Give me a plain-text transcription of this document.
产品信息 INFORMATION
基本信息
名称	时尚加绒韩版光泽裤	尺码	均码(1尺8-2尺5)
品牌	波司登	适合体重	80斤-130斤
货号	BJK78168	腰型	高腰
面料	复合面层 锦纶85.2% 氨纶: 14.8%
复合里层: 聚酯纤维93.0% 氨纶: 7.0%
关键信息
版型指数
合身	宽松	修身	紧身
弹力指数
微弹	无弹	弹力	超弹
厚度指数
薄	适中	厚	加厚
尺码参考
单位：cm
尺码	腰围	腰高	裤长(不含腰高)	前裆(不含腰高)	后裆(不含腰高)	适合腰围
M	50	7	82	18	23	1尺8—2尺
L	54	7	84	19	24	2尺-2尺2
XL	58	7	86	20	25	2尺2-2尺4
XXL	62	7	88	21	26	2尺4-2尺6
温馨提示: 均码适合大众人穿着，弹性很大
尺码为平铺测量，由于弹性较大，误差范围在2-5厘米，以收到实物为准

---

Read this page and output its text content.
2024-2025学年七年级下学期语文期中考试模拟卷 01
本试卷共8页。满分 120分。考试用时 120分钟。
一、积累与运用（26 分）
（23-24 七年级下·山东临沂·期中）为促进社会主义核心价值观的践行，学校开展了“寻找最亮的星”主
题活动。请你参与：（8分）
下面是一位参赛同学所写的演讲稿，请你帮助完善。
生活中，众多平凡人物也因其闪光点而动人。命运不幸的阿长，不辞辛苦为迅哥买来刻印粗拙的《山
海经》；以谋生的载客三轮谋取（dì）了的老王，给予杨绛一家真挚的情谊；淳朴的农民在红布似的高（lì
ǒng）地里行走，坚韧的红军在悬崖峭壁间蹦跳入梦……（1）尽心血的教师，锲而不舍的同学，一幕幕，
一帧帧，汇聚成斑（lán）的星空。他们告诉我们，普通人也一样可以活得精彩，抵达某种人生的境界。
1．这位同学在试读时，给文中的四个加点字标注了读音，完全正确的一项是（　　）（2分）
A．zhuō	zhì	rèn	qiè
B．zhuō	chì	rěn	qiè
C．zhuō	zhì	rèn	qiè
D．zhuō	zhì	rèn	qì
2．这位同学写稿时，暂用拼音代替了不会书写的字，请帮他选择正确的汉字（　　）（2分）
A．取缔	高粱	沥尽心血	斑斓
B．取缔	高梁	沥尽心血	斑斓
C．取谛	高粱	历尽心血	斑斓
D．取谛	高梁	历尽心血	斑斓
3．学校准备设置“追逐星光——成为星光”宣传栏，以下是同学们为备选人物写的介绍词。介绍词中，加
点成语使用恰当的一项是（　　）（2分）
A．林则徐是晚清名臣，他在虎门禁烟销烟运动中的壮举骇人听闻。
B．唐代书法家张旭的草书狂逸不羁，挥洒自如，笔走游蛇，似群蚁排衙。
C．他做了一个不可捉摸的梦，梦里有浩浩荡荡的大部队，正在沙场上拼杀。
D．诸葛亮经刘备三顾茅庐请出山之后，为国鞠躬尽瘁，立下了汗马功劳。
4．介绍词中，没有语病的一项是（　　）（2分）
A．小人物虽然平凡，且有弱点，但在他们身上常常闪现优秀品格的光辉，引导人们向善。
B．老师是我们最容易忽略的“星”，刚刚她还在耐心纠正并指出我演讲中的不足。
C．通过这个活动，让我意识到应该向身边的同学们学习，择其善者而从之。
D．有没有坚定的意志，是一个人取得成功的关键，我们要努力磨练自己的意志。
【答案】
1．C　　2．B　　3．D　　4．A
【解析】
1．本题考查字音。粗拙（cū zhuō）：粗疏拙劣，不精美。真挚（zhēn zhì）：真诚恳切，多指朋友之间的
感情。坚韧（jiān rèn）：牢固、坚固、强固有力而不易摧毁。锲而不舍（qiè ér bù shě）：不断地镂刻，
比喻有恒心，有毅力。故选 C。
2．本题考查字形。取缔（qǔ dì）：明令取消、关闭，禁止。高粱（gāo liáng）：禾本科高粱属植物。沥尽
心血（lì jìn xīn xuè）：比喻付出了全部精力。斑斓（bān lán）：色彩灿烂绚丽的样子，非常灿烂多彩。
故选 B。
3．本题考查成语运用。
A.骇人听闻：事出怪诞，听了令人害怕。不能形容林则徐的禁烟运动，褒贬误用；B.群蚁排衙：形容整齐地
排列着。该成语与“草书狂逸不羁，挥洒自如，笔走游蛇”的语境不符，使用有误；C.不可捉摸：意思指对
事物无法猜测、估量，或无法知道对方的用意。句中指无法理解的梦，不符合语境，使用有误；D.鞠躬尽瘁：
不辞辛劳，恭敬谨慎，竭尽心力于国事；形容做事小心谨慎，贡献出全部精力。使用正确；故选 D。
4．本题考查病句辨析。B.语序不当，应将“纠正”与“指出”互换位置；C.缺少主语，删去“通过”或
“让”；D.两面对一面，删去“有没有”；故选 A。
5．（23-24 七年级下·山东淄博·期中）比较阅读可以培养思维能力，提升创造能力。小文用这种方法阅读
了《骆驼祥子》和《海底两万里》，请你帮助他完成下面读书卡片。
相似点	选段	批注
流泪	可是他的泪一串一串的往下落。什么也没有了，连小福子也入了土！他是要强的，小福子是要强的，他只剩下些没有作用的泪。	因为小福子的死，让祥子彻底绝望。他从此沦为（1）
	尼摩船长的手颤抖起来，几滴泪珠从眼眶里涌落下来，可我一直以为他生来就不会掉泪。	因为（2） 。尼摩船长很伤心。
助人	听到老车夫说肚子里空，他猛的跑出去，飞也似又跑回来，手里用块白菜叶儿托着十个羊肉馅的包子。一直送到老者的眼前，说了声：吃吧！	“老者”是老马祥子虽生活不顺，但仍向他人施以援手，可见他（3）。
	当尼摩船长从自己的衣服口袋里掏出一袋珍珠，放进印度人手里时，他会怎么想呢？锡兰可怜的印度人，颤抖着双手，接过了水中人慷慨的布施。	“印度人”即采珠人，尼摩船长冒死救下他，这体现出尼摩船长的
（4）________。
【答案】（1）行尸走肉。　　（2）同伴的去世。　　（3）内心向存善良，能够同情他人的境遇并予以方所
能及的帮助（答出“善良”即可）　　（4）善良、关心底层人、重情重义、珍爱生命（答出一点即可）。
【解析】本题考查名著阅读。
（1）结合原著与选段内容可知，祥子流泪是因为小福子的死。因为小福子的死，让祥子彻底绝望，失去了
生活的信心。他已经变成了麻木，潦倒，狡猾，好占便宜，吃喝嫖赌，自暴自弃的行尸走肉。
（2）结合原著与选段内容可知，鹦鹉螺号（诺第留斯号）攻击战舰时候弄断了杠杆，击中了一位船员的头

### WORK TO BE COMPLETED
Select every line of the records holding the string "介绍词中".

### RESULT
3．学校准备设置“追逐星光——成为星光”宣传栏，以下是同学们为备选人物写的介绍词。介绍词中，加
4．介绍词中，没有语病的一项是（　　）（2分）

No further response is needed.